Begin
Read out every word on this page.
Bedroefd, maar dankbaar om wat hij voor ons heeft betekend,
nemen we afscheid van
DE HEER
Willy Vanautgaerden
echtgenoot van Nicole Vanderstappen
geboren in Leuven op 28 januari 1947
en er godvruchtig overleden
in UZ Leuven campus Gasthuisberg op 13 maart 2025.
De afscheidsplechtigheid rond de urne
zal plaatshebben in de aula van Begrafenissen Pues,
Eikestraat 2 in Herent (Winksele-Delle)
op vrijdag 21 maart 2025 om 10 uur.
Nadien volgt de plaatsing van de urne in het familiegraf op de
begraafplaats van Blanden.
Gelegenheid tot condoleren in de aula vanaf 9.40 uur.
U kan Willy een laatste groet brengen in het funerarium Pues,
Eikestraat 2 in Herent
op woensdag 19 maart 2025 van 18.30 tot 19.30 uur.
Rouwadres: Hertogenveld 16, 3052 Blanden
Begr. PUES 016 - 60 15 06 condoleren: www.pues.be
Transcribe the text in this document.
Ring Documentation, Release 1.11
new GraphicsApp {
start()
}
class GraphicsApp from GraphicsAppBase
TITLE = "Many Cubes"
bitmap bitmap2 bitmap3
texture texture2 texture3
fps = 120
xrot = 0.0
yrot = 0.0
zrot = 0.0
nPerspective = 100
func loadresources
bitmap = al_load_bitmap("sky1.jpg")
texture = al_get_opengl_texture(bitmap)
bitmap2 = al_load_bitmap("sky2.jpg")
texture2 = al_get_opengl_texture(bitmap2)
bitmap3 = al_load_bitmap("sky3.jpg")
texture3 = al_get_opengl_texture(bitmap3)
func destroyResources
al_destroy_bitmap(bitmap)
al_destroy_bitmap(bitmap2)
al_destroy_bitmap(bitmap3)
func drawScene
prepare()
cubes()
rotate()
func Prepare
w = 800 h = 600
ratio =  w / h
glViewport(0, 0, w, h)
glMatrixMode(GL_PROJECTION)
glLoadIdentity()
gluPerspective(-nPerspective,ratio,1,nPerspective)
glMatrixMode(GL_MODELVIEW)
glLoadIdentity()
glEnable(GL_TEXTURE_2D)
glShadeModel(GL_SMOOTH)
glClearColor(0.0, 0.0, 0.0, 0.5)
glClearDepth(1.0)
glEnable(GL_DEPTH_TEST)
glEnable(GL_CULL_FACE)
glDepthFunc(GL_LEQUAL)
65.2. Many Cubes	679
End
# Aim
Each record above should be returned exactly as it appears.

# Answer to the task
Read out every word on this page.
Bedroefd, maar dankbaar om wat hij voor ons heeft betekend,
nemen we afscheid van
DE HEER
Willy Vanautgaerden
echtgenoot van Nicole Vanderstappen
geboren in Leuven op 28 januari 1947
en er godvruchtig overleden
in UZ Leuven campus Gasthuisberg op 13 maart 2025.
De afscheidsplechtigheid rond de urne
zal plaatshebben in de aula van Begrafenissen Pues,
Eikestraat 2 in Herent (Winksele-Delle)
op vrijdag 21 maart 2025 om 10 uur.
Nadien volgt de plaatsing van de urne in het familiegraf op de
begraafplaats van Blanden.
Gelegenheid tot condoleren in de aula vanaf 9.40 uur.
U kan Willy een laatste groet brengen in het funerarium Pues,
Eikestraat 2 in Herent
op woensdag 19 maart 2025 van 18.30 tot 19.30 uur.
Rouwadres: Hertogenveld 16, 3052 Blanden
Begr. PUES 016 - 60 15 06 condoleren: www.pues.be
Transcribe the text in this document.
Ring Documentation, Release 1.11
new GraphicsApp {
start()
}
class GraphicsApp from GraphicsAppBase
TITLE = "Many Cubes"
bitmap bitmap2 bitmap3
texture texture2 texture3
fps = 120
xrot = 0.0
yrot = 0.0
zrot = 0.0
nPerspective = 100
func loadresources
bitmap = al_load_bitmap("sky1.jpg")
texture = al_get_opengl_texture(bitmap)
bitmap2 = al_load_bitmap("sky2.jpg")
texture2 = al_get_opengl_texture(bitmap2)
bitmap3 = al_load_bitmap("sky3.jpg")
texture3 = al_get_opengl_texture(bitmap3)
func destroyResources
al_destroy_bitmap(bitmap)
al_destroy_bitmap(bitmap2)
al_destroy_bitmap(bitmap3)
func drawScene
prepare()
cubes()
rotate()
func Prepare
w = 800 h = 600
ratio =  w / h
glViewport(0, 0, w, h)
glMatrixMode(GL_PROJECTION)
glLoadIdentity()
gluPerspective(-nPerspective,ratio,1,nPerspective)
glMatrixMode(GL_MODELVIEW)
glLoadIdentity()
glEnable(GL_TEXTURE_2D)
glShadeModel(GL_SMOOTH)
glClearColor(0.0, 0.0, 0.0, 0.5)
glClearDepth(1.0)
glEnable(GL_DEPTH_TEST)
glEnable(GL_CULL_FACE)
glDepthFunc(GL_LEQUAL)
65.2. Many Cubes	679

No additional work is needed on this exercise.